[A run of records]
>> Start
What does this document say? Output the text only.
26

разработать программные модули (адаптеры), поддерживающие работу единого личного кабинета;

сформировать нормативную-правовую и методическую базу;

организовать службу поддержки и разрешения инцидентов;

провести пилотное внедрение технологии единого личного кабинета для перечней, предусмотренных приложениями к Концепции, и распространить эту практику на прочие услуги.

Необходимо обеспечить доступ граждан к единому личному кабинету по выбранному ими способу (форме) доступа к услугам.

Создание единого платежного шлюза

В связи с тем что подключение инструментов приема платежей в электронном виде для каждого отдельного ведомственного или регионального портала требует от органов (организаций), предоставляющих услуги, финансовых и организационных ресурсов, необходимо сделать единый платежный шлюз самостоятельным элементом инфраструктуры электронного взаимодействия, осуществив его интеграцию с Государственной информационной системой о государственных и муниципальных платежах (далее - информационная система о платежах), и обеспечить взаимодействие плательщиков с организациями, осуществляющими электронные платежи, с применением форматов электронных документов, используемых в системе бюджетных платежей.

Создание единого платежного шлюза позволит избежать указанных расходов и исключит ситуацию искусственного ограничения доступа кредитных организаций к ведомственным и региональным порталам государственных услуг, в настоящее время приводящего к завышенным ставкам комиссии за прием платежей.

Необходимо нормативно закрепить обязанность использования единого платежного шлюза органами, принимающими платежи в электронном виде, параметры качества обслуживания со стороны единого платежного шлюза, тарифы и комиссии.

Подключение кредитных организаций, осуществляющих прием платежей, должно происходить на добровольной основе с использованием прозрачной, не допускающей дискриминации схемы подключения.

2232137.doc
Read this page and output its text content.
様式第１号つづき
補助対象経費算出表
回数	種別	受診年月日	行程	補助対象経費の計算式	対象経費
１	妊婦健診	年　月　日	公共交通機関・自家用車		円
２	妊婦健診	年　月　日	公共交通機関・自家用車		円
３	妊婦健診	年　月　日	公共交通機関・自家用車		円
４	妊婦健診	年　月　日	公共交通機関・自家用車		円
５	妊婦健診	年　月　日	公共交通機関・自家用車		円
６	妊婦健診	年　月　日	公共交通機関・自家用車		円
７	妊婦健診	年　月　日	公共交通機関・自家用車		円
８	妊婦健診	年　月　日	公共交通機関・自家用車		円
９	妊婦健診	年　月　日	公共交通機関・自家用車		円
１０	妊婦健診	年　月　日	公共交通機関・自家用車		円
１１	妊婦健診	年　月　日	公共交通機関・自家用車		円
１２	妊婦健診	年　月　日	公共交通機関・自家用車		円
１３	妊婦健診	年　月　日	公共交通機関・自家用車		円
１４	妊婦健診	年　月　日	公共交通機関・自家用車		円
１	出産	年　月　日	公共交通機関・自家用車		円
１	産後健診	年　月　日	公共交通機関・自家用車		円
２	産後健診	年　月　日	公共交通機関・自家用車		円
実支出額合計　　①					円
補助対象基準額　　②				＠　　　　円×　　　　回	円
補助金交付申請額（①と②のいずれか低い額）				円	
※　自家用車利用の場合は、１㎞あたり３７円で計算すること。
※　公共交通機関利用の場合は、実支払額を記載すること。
>> End
§ **WHAT IS ASKED**
Go through the listing above and return every line where the word "платежи" occurs.

§ **FINAL ANSWER**
В связи с тем что подключение инструментов приема платежей в электронном виде для каждого отдельного ведомственного или регионального портала требует от органов (организаций), предоставляющих услуги, финансовых и организационных ресурсов, необходимо сделать единый платежный шлюз самостоятельным элементом инфраструктуры электронного взаимодействия, осуществив его интеграцию с Государственной информационной системой о государственных и муниципальных платежах (далее - информационная система о платежах), и обеспечить взаимодействие плательщиков с организациями, осуществляющими электронные платежи, с применением форматов электронных документов, используемых в системе бюджетных платежей.
Необходимо нормативно закрепить обязанность использования единого платежного шлюза органами, принимающими платежи в электронном виде, параметры качества обслуживания со стороны единого платежного шлюза, тарифы и комиссии.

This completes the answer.